__RECORDS SHOWN__
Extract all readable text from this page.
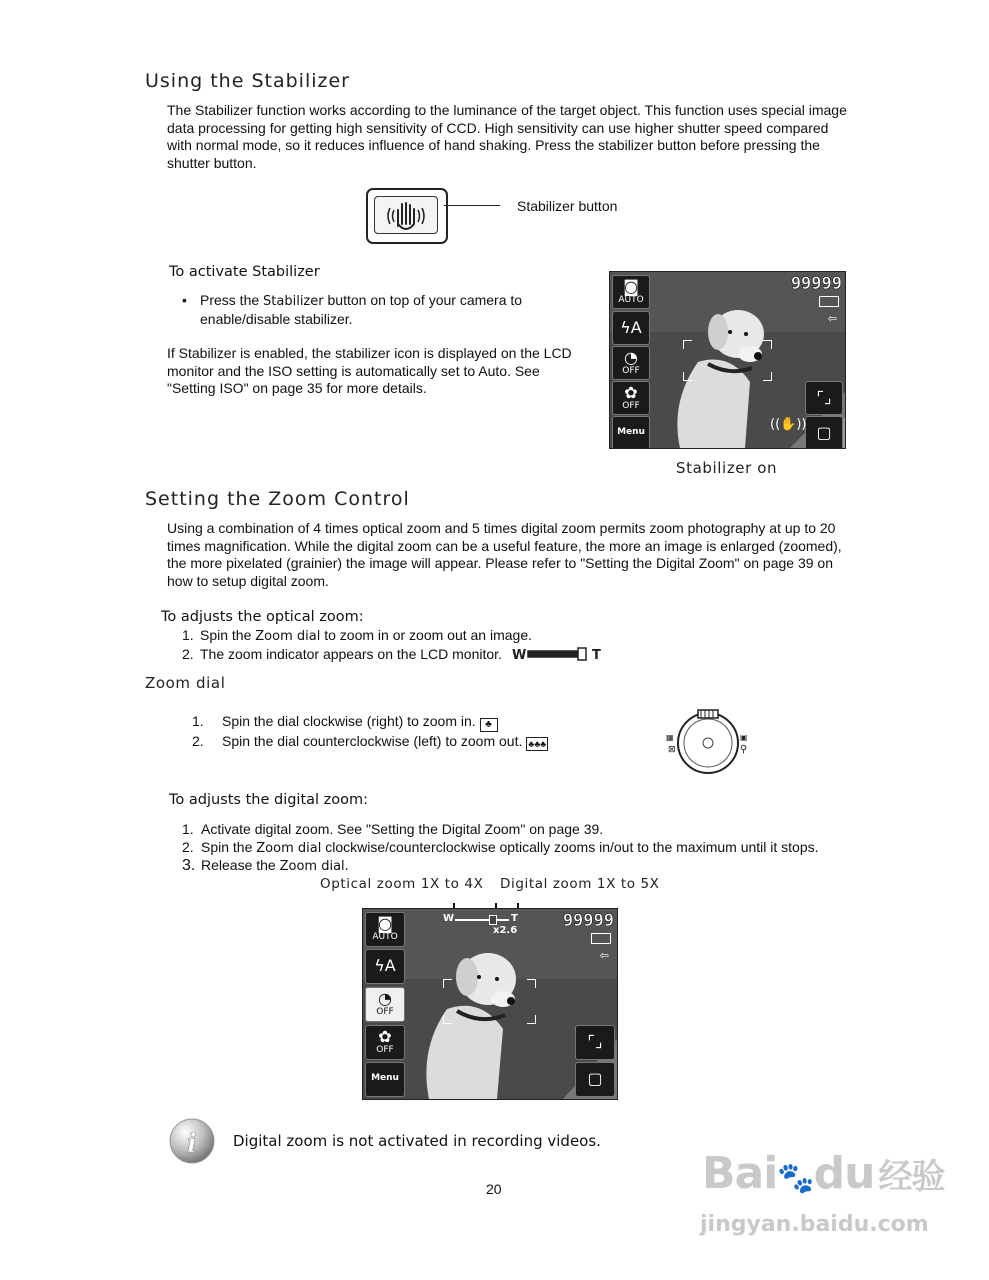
Using the Stabilizer
The Stabilizer function works according to the luminance of the target object. This function uses special image data processing for getting high sensitivity of CCD. High sensitivity can use higher shutter speed compared with normal mode, so it reduces influence of hand shaking. Press the stabilizer button before pressing the shutter button.
Stabilizer button
To activate Stabilizer
• Press the Stabilizer button on top of your camera to enable/disable stabilizer.
If Stabilizer is enabled, the stabilizer icon is displayed on the LCD monitor and the ISO setting is automatically set to Auto. See "Setting ISO" on page 35 for more details.
99999
⇦
◙
AUTO
ϟA
◔
OFF
✿
OFF
Menu
⌜⌟
▢
((✋))
Stabilizer on
Setting the Zoom Control
Using a combination of 4 times optical zoom and 5 times digital zoom permits zoom photography at up to 20 times magnification. While the digital zoom can be a useful feature, the more an image is enlarged (zoomed), the more pixelated (grainier) the image will appear. Please refer to "Setting the Digital Zoom" on page 39 on how to setup digital zoom.
To adjusts the optical zoom:
1. Spin the Zoom dial to zoom in or zoom out an image.
2. The zoom indicator appears on the LCD monitor. W	T
Zoom dial
1. Spin the dial clockwise (right) to zoom in. ♣
2. Spin the dial counterclockwise (left) to zoom out. ♣♣♣
▦
⊠
▣
⚲
To adjusts the digital zoom:
1. Activate digital zoom. See "Setting the Digital Zoom" on page 39.
2. Spin the Zoom dial clockwise/counterclockwise optically zooms in/out to the maximum until it stops.
3. Release the Zoom dial.
Optical zoom 1X to 4X Digital zoom 1X to 5X
W	T
x2.6	99999
⇦
◙
AUTO
ϟA
◔
OFF
✿
OFF
Menu
⌜⌟
▢
i Digital zoom is not activated in recording videos.
20	Bai🐾du 经验
jingyan.baidu.com
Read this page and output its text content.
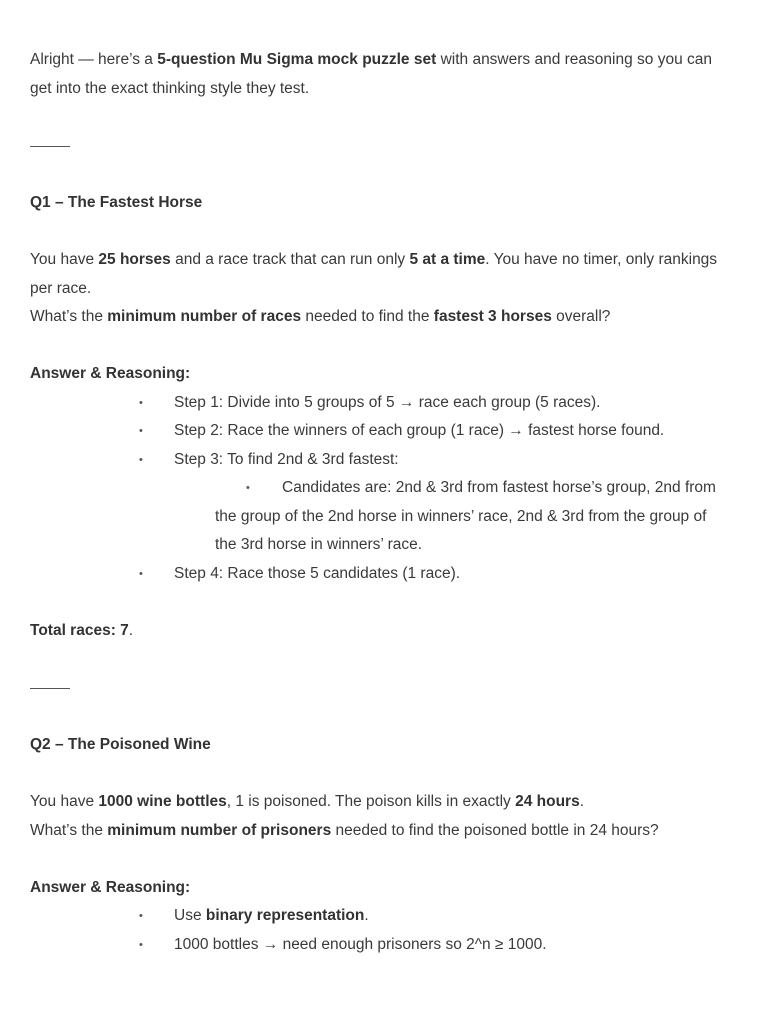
Alright — here’s a 5-question Mu Sigma mock puzzle set with answers and reasoning so you can get into the exact thinking style they test.

Q1 – The Fastest Horse

You have 25 horses and a race track that can run only 5 at a time. You have no timer, only rankings per race.

What’s the minimum number of races needed to find the fastest 3 horses overall?

Answer & Reasoning:

• Step 1: Divide into 5 groups of 5 → race each group (5 races).
• Step 2: Race the winners of each group (1 race) → fastest horse found.
• Step 3: To find 2nd & 3rd fastest:
• Candidates are: 2nd & 3rd from fastest horse’s group, 2nd from the group of the 2nd horse in winners’ race, 2nd & 3rd from the group of the 3rd horse in winners’ race.
• Step 4: Race those 5 candidates (1 race).

Total races: 7.

Q2 – The Poisoned Wine

You have 1000 wine bottles, 1 is poisoned. The poison kills in exactly 24 hours.

What’s the minimum number of prisoners needed to find the poisoned bottle in 24 hours?

Answer & Reasoning:

• Use binary representation.
• 1000 bottles → need enough prisoners so 2^n ≥ 1000.
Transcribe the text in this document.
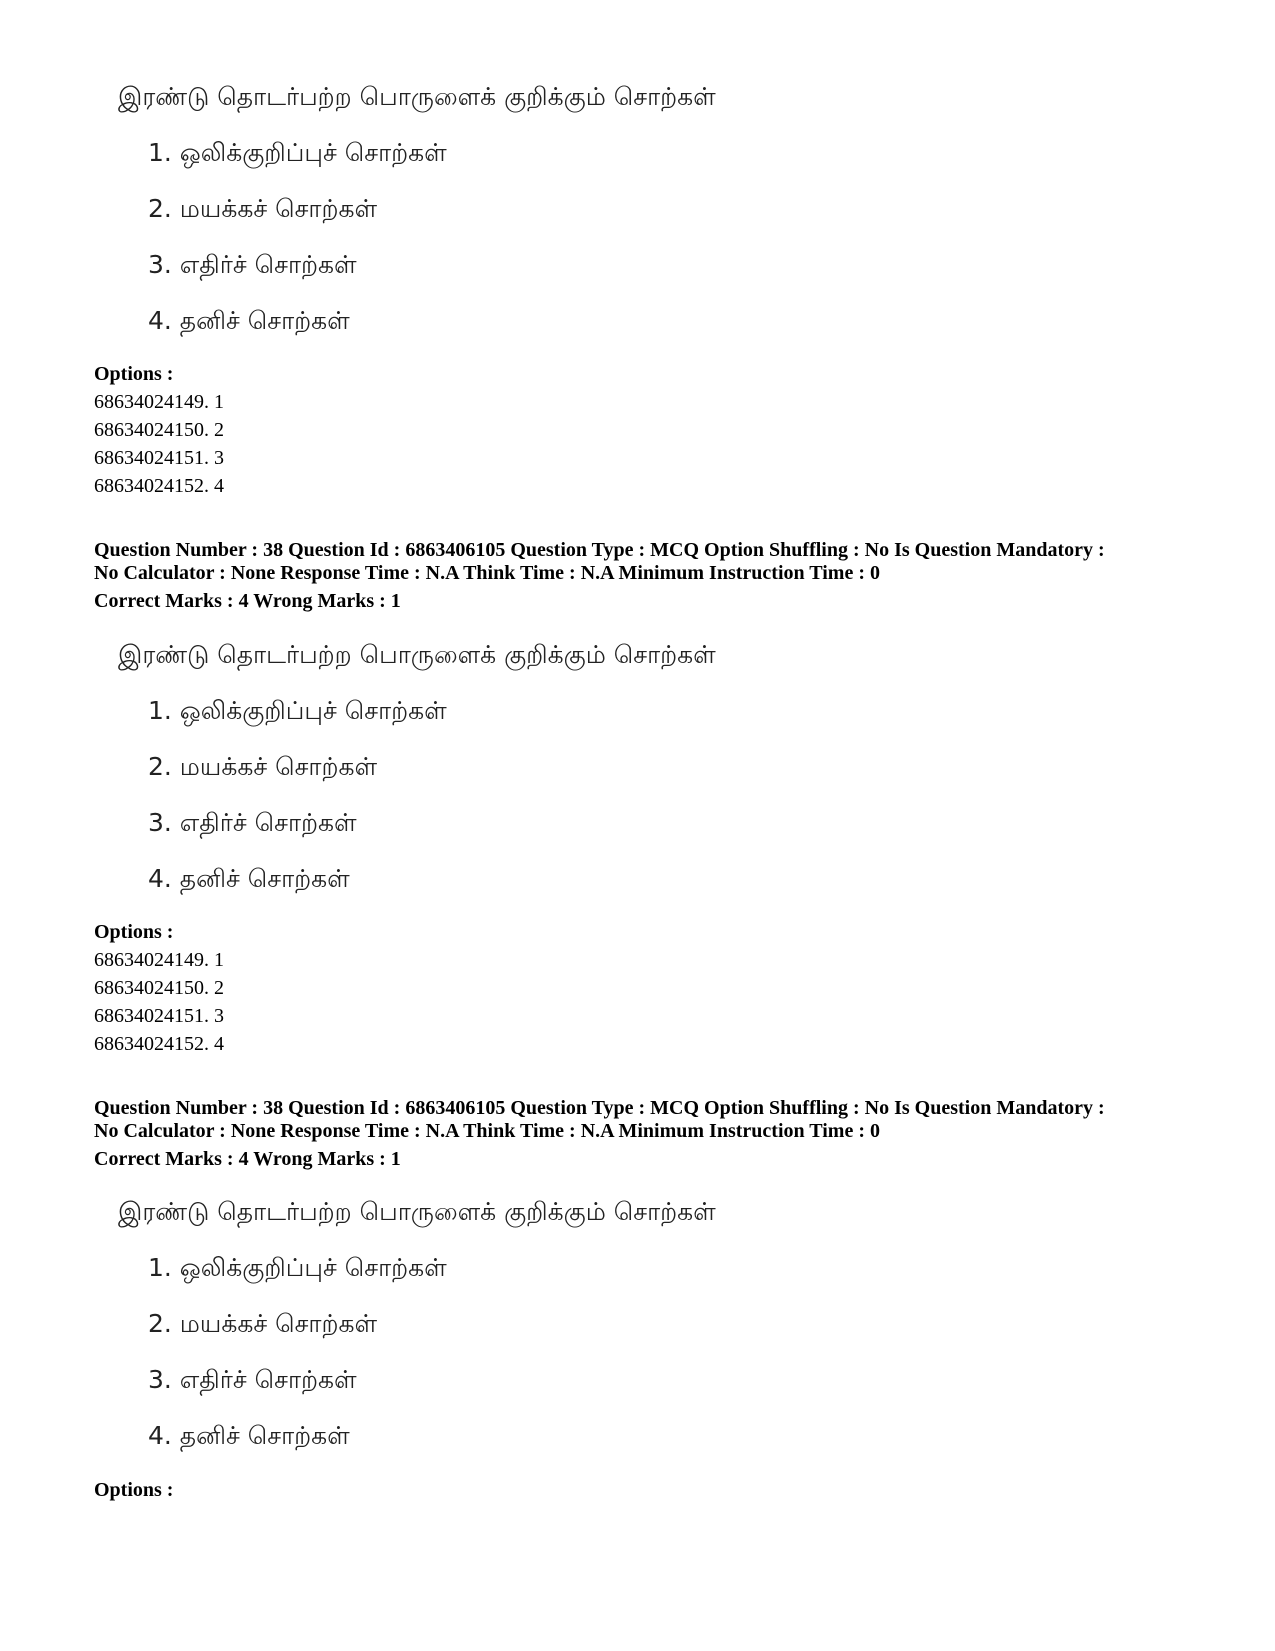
இரண்டு தொடர்பற்ற பொருளைக் குறிக்கும் சொற்கள்
1. ஒலிக்குறிப்புச் சொற்கள்
2. மயக்கச் சொற்கள்
3. எதிர்ச் சொற்கள்
4. தனிச் சொற்கள்
Options :
68634024149. 1
68634024150. 2
68634024151. 3
68634024152. 4
Question Number : 38 Question Id : 6863406105 Question Type : MCQ Option Shuffling : No Is Question Mandatory :
No Calculator : None Response Time : N.A Think Time : N.A Minimum Instruction Time : 0
Correct Marks : 4 Wrong Marks : 1
இரண்டு தொடர்பற்ற பொருளைக் குறிக்கும் சொற்கள்
1. ஒலிக்குறிப்புச் சொற்கள்
2. மயக்கச் சொற்கள்
3. எதிர்ச் சொற்கள்
4. தனிச் சொற்கள்
Options :
68634024149. 1
68634024150. 2
68634024151. 3
68634024152. 4
Question Number : 38 Question Id : 6863406105 Question Type : MCQ Option Shuffling : No Is Question Mandatory :
No Calculator : None Response Time : N.A Think Time : N.A Minimum Instruction Time : 0
Correct Marks : 4 Wrong Marks : 1
இரண்டு தொடர்பற்ற பொருளைக் குறிக்கும் சொற்கள்
1. ஒலிக்குறிப்புச் சொற்கள்
2. மயக்கச் சொற்கள்
3. எதிர்ச் சொற்கள்
4. தனிச் சொற்கள்
Options :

__PROMPT__
Leave out the pictures and output the rest of the material exactly as written.

__RESPONSE BELOW__
Extract all readable text from this page.
Using the Stabilizer
The Stabilizer function works according to the luminance of the target object. This function uses special image data processing for getting high sensitivity of CCD. High sensitivity can use higher shutter speed compared with normal mode, so it reduces influence of hand shaking. Press the stabilizer button before pressing the shutter button.
Stabilizer button
To activate Stabilizer
• Press the Stabilizer button on top of your camera to enable/disable stabilizer.
If Stabilizer is enabled, the stabilizer icon is displayed on the LCD monitor and the ISO setting is automatically set to Auto. See "Setting ISO" on page 35 for more details.
99999
⇦
◙
AUTO
ϟA
◔
OFF
✿
OFF
Menu
⌜⌟
▢
((✋))
Stabilizer on
Setting the Zoom Control
Using a combination of 4 times optical zoom and 5 times digital zoom permits zoom photography at up to 20 times magnification. While the digital zoom can be a useful feature, the more an image is enlarged (zoomed), the more pixelated (grainier) the image will appear. Please refer to "Setting the Digital Zoom" on page 39 on how to setup digital zoom.
To adjusts the optical zoom:
1. Spin the Zoom dial to zoom in or zoom out an image.
2. The zoom indicator appears on the LCD monitor. W	T
Zoom dial
1. Spin the dial clockwise (right) to zoom in. ♣
2. Spin the dial counterclockwise (left) to zoom out. ♣♣♣
▦
⊠
▣
⚲
To adjusts the digital zoom:
1. Activate digital zoom. See "Setting the Digital Zoom" on page 39.
2. Spin the Zoom dial clockwise/counterclockwise optically zooms in/out to the maximum until it stops.
3. Release the Zoom dial.
Optical zoom 1X to 4X Digital zoom 1X to 5X
W	T
x2.6	99999
⇦
◙
AUTO
ϟA
◔
OFF
✿
OFF
Menu
⌜⌟
▢
i Digital zoom is not activated in recording videos.
20	Bai🐾du 经验
jingyan.baidu.com
Read this page and output its text content.
Alright — here’s a 5-question Mu Sigma mock puzzle set with answers and reasoning so you can get into the exact thinking style they test.

Q1 – The Fastest Horse

You have 25 horses and a race track that can run only 5 at a time. You have no timer, only rankings per race.

What’s the minimum number of races needed to find the fastest 3 horses overall?

Answer & Reasoning:

• Step 1: Divide into 5 groups of 5 → race each group (5 races).
• Step 2: Race the winners of each group (1 race) → fastest horse found.
• Step 3: To find 2nd & 3rd fastest:
• Candidates are: 2nd & 3rd from fastest horse’s group, 2nd from the group of the 2nd horse in winners’ race, 2nd & 3rd from the group of the 3rd horse in winners’ race.
• Step 4: Race those 5 candidates (1 race).

Total races: 7.

Q2 – The Poisoned Wine

You have 1000 wine bottles, 1 is poisoned. The poison kills in exactly 24 hours.

What’s the minimum number of prisoners needed to find the poisoned bottle in 24 hours?

Answer & Reasoning:

• Use binary representation.
• 1000 bottles → need enough prisoners so 2^n ≥ 1000.
Transcribe the text in this document.
இரண்டு தொடர்பற்ற பொருளைக் குறிக்கும் சொற்கள்
1. ஒலிக்குறிப்புச் சொற்கள்
2. மயக்கச் சொற்கள்
3. எதிர்ச் சொற்கள்
4. தனிச் சொற்கள்
Options :
68634024149. 1
68634024150. 2
68634024151. 3
68634024152. 4
Question Number : 38 Question Id : 6863406105 Question Type : MCQ Option Shuffling : No Is Question Mandatory :
No Calculator : None Response Time : N.A Think Time : N.A Minimum Instruction Time : 0
Correct Marks : 4 Wrong Marks : 1
இரண்டு தொடர்பற்ற பொருளைக் குறிக்கும் சொற்கள்
1. ஒலிக்குறிப்புச் சொற்கள்
2. மயக்கச் சொற்கள்
3. எதிர்ச் சொற்கள்
4. தனிச் சொற்கள்
Options :
68634024149. 1
68634024150. 2
68634024151. 3
68634024152. 4
Question Number : 38 Question Id : 6863406105 Question Type : MCQ Option Shuffling : No Is Question Mandatory :
No Calculator : None Response Time : N.A Think Time : N.A Minimum Instruction Time : 0
Correct Marks : 4 Wrong Marks : 1
இரண்டு தொடர்பற்ற பொருளைக் குறிக்கும் சொற்கள்
1. ஒலிக்குறிப்புச் சொற்கள்
2. மயக்கச் சொற்கள்
3. எதிர்ச் சொற்கள்
4. தனிச் சொற்கள்
Options :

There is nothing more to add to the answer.